• [Stored records]:
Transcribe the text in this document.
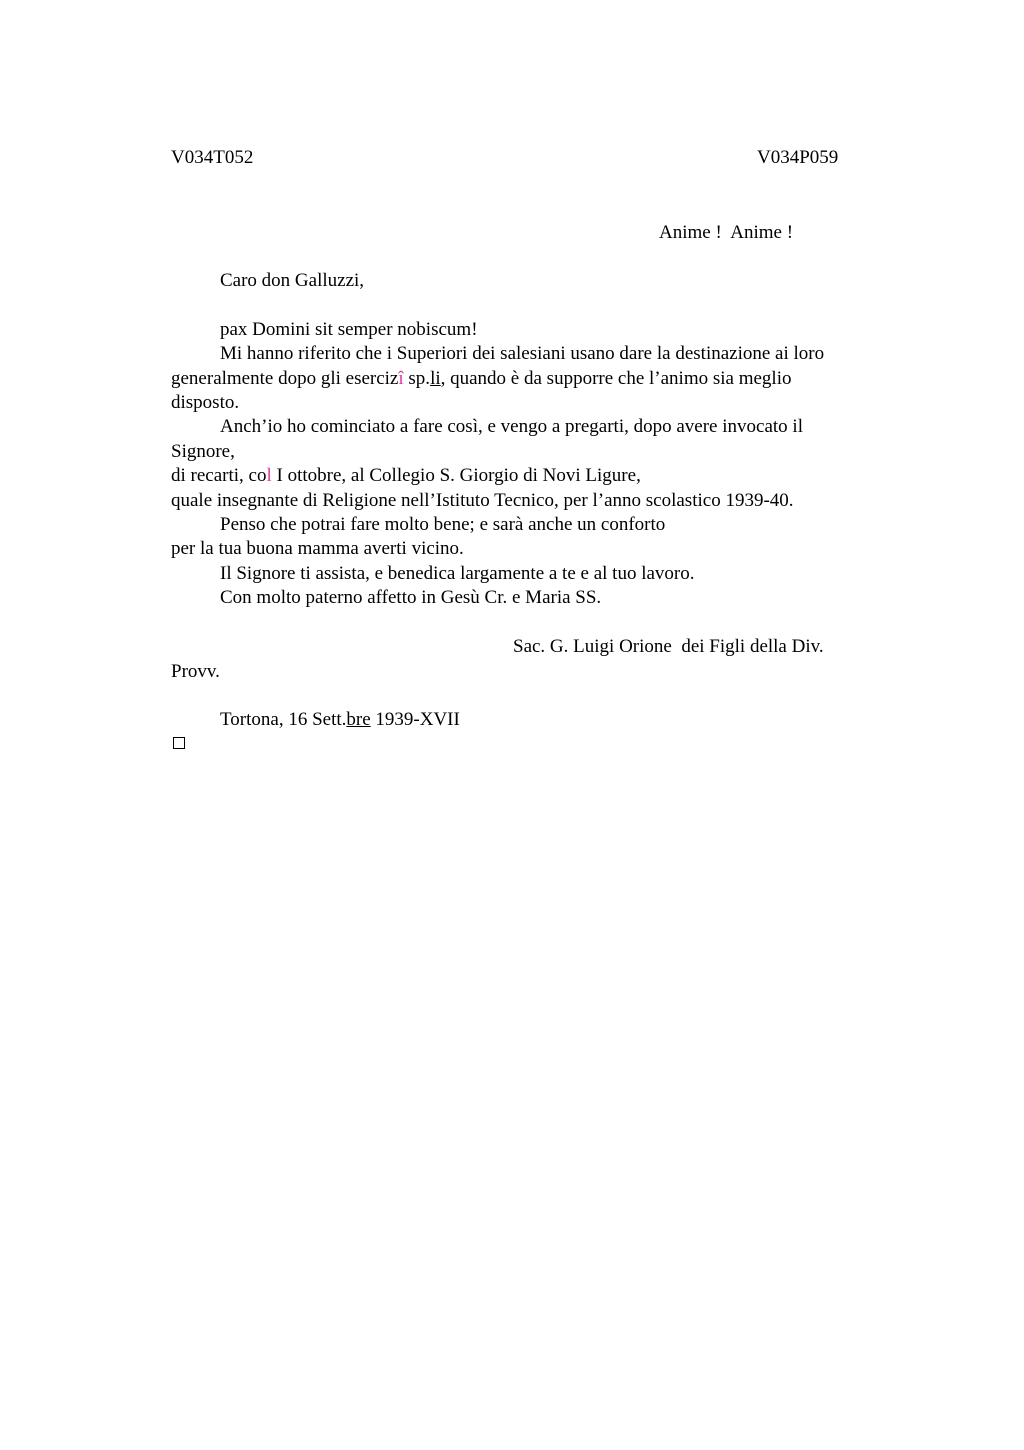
V034T052	V034P059
Anime !  Anime !
Caro don Galluzzi,
pax Domini sit semper nobiscum!
Mi hanno riferito che i Superiori dei salesiani usano dare la destinazione ai loro
generalmente dopo gli esercizî sp.li, quando è da supporre che l’animo sia meglio
disposto.
Anch’io ho cominciato a fare così, e vengo a pregarti, dopo avere invocato il
Signore,
di recarti, col I ottobre, al Collegio S. Giorgio di Novi Ligure,
quale insegnante di Religione nell’Istituto Tecnico, per l’anno scolastico 1939-40.
Penso che potrai fare molto bene; e sarà anche un conforto
per la tua buona mamma averti vicino.
Il Signore ti assista, e benedica largamente a te e al tuo lavoro.
Con molto paterno affetto in Gesù Cr. e Maria SS.
Sac. G. Luigi Orione  dei Figli della Div.
Provv.
Tortona, 16 Sett.bre 1939-XVII
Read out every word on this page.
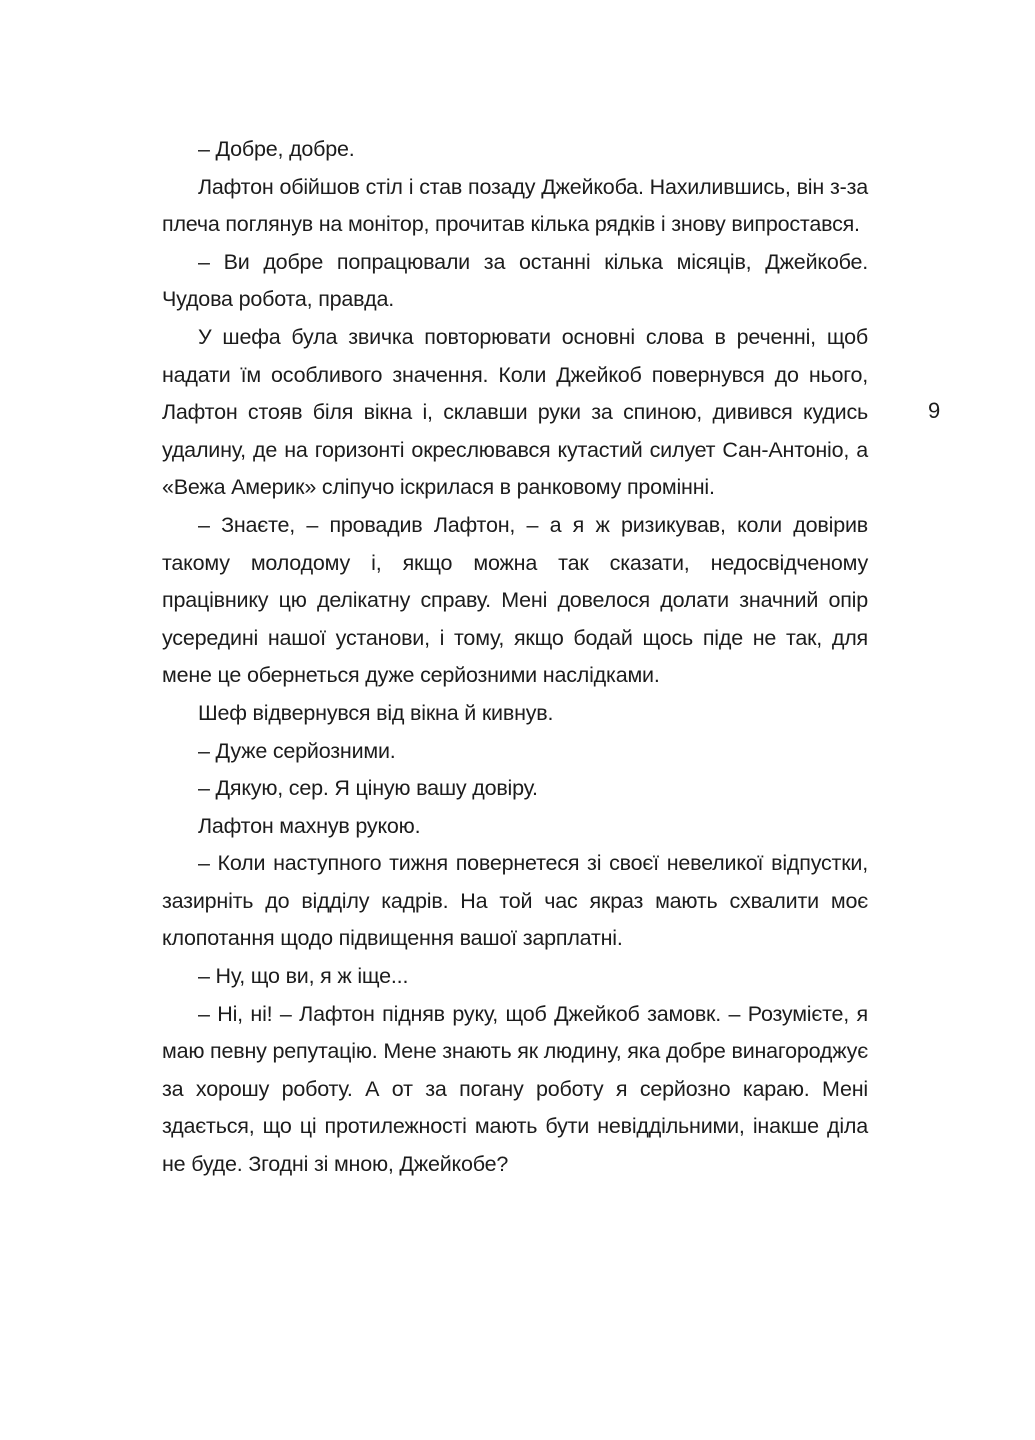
– Добре, добре.

Лафтон обійшов стіл і став позаду Джейкоба. Нахилившись, він з-за плеча поглянув на монітор, прочитав кілька рядків і знову випростався.

– Ви добре попрацювали за останні кілька місяців, Джейкобе. Чудова робота, правда.

У шефа була звичка повторювати основні слова в реченні, щоб надати їм особливого значення. Коли Джейкоб повернувся до нього, Лафтон стояв біля вікна і, склавши руки за спиною, дивився кудись удалину, де на горизонті окреслювався кутастий силует Сан-Антоніо, а «Вежа Америк» сліпучо іскрилася в ранковому промінні.

– Знаєте, – провадив Лафтон, – а я ж ризикував, коли довірив такому молодому і, якщо можна так сказати, недосвідченому працівнику цю делікатну справу. Мені довелося долати значний опір усередині нашої установи, і тому, якщо бодай щось піде не так, для мене це обернеться дуже серйозними наслідками.

Шеф відвернувся від вікна й кивнув.

– Дуже серйозними.

– Дякую, сер. Я ціную вашу довіру.

Лафтон махнув рукою.

– Коли наступного тижня повернетеся зі своєї невеликої відпустки, зазирніть до відділу кадрів. На той час якраз мають схвалити моє клопотання щодо підвищення вашої зарплатні.

– Ну, що ви, я ж іще...

– Ні, ні! – Лафтон підняв руку, щоб Джейкоб замовк. – Розумієте, я маю певну репутацію. Мене знають як людину, яка добре винагороджує за хорошу роботу. А от за погану роботу я серйозно караю. Мені здається, що ці протилежності мають бути невіддільними, інакше діла не буде. Згодні зі мною, Джейкобе?

9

• [WHAT TO DO]:
In the records above, find each line with the word "dopo" and copy it.

• [REPLY]:
generalmente dopo gli esercizî sp.li, quando è da supporre che l’animo sia meglio
Anch’io ho cominciato a fare così, e vengo a pregarti, dopo avere invocato il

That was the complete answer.